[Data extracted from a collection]
---------------
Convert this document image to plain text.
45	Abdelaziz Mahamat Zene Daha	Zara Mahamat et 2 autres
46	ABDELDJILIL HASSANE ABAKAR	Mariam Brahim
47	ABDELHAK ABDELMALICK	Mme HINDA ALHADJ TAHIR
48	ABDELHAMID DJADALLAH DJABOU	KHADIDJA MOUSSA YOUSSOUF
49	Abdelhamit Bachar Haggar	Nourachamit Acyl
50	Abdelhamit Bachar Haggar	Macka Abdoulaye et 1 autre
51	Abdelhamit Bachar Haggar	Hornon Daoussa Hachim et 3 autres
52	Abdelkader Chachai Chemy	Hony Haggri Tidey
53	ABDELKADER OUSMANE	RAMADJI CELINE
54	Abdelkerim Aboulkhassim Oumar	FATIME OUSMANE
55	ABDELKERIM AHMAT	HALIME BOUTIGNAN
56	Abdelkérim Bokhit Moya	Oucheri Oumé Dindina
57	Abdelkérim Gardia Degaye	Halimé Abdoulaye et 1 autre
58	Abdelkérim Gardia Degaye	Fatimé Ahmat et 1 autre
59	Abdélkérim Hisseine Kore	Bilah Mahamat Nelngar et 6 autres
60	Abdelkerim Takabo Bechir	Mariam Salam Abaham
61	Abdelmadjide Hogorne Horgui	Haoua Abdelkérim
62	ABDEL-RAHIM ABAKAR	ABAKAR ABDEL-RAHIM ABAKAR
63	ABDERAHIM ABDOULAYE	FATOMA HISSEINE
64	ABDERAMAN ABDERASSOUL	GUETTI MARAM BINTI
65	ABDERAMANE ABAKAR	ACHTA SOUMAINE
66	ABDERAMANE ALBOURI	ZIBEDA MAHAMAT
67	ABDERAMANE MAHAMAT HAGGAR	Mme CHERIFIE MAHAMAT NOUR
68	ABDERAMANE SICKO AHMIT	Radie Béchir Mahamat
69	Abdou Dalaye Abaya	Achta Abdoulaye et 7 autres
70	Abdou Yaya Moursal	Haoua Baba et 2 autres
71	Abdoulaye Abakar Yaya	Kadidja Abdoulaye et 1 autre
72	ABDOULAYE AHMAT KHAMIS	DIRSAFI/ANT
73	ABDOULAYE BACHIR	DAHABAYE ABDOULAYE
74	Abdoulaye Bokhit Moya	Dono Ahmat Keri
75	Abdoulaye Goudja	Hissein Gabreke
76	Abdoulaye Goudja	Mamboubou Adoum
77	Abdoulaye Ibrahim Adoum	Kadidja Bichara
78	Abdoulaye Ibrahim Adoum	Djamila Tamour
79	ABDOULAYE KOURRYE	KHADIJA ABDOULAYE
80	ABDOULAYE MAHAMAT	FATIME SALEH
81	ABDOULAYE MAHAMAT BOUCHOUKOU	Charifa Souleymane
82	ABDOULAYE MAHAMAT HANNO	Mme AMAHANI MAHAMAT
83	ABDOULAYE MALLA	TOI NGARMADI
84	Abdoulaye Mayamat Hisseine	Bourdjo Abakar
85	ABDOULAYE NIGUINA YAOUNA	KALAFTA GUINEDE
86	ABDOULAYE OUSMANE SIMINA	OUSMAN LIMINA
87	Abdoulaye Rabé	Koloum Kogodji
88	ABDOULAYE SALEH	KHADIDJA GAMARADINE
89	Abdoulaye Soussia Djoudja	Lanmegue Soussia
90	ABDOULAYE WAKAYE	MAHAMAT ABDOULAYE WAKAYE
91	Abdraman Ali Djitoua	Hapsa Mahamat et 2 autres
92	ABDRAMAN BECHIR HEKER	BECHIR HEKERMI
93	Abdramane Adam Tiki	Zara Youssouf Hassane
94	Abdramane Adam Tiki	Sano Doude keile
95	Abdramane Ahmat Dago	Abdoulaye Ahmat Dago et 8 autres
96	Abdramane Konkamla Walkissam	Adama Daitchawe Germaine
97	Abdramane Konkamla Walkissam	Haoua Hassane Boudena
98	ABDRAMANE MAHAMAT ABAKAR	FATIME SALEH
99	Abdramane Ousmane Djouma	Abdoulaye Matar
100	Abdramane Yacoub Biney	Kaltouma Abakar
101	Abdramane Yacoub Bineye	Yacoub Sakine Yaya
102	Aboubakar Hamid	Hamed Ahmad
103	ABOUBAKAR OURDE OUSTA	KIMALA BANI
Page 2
---------------
_Set exercise_
Pick out every line of the listing containing the word "Bokhit", and show those lines.

_Exercise output_
56	Abdelkérim Bokhit Moya	Oucheri Oumé Dindina
74	Abdoulaye Bokhit Moya	Dono Ahmat Keri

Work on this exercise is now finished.